# [Aim of the exercise]
From the listing below, pick out each line with the word "操作③结束时".

□ □ □ □ □ □ □

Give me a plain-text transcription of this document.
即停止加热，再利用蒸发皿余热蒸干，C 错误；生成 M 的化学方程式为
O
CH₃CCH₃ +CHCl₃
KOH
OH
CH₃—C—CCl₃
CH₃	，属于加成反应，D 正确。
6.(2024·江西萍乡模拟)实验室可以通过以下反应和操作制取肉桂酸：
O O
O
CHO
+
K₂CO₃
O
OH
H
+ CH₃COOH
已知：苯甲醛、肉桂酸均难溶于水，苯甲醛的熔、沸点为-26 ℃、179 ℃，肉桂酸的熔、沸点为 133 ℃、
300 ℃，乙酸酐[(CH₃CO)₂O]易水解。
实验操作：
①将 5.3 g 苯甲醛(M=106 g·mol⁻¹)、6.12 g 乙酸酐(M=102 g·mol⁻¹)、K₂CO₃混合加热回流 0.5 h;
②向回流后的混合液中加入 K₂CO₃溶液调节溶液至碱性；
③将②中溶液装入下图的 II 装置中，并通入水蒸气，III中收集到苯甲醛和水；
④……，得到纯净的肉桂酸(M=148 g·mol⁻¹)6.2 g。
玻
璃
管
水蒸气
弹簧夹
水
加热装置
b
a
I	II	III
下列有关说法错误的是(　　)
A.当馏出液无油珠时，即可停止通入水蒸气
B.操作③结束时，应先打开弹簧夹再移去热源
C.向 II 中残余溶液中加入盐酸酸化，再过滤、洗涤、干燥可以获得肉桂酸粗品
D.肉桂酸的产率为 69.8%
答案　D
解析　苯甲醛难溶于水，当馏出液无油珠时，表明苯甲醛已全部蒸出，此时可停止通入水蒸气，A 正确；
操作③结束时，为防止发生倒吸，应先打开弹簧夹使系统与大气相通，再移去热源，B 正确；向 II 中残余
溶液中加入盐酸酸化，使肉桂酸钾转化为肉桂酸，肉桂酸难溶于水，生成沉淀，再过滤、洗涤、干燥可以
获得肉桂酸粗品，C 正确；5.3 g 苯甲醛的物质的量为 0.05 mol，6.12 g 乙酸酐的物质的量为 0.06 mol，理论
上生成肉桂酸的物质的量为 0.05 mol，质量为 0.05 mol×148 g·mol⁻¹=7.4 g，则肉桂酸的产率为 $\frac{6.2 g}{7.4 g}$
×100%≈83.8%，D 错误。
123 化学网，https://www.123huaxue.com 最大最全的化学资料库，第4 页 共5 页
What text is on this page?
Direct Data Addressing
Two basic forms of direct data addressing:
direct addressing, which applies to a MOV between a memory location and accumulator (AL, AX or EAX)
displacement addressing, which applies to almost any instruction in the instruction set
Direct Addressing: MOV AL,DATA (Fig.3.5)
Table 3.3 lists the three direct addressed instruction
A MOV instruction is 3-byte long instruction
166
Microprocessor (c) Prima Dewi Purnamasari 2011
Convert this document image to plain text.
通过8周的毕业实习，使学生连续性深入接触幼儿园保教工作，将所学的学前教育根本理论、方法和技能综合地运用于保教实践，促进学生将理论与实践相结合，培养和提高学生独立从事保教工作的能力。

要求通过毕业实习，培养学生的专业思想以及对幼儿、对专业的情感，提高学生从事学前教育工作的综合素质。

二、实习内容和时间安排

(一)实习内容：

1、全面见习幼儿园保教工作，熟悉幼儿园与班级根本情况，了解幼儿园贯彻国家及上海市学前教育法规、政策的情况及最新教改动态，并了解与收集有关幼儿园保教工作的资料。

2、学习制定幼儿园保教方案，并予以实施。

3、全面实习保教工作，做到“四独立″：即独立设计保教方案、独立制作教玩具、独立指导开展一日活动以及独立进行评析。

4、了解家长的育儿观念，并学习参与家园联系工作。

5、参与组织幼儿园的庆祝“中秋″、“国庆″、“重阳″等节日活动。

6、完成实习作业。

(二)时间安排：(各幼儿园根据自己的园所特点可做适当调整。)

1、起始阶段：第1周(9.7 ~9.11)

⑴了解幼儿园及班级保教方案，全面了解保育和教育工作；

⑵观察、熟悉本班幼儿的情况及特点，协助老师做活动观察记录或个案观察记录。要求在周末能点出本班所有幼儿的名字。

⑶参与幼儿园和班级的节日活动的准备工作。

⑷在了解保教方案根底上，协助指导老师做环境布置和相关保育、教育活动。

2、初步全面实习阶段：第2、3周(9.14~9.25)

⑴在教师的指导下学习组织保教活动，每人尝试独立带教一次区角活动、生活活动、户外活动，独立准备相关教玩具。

□ □ □ □ □ □ □

# [Result]
B.操作③结束时，应先打开弹簧夹再移去热源
操作③结束时，为防止发生倒吸，应先打开弹簧夹使系统与大气相通，再移去热源，B 正确；向 II 中残余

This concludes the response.